From the listing below, extract each line containing the string "linea".

▶ Source data
════

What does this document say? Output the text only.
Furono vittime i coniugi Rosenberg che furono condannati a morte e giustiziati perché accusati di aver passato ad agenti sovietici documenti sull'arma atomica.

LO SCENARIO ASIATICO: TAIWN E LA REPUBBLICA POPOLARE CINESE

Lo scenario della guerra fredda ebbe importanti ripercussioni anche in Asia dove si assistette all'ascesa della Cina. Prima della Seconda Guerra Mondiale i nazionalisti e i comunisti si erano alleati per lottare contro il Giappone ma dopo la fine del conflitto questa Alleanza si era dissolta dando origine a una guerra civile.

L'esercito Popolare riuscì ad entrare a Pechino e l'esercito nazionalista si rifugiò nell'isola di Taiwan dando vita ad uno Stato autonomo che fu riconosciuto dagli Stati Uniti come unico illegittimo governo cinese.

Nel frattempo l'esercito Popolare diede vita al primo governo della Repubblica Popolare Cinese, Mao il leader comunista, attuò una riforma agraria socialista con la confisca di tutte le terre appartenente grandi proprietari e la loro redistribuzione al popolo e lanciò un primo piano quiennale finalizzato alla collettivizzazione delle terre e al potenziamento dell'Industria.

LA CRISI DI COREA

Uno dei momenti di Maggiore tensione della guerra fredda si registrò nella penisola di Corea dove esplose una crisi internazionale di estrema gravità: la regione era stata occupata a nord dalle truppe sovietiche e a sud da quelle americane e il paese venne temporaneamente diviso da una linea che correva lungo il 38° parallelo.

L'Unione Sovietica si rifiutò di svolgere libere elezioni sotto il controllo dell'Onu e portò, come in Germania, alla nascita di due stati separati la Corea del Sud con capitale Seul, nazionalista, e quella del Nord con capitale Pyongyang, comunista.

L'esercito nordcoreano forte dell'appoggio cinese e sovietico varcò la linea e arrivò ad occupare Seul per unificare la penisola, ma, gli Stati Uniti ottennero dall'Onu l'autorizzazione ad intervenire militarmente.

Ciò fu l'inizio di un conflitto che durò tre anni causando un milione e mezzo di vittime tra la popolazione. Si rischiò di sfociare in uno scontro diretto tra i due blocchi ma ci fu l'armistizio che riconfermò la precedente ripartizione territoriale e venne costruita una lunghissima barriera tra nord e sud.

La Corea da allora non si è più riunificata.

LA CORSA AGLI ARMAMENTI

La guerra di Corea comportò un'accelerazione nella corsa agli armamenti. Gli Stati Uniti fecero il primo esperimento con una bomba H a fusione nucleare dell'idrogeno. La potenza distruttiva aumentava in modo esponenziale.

════

▶ Solved exercise
Uno dei momenti di Maggiore tensione della guerra fredda si registrò nella penisola di Corea dove esplose una crisi internazionale di estrema gravità: la regione era stata occupata a nord dalle truppe sovietiche e a sud da quelle americane e il paese venne temporaneamente diviso da una linea che correva lungo il 38° parallelo.
L'esercito nordcoreano forte dell'appoggio cinese e sovietico varcò la linea e arrivò ad occupare Seul per unificare la penisola, ma, gli Stati Uniti ottennero dall'Onu l'autorizzazione ad intervenire militarmente.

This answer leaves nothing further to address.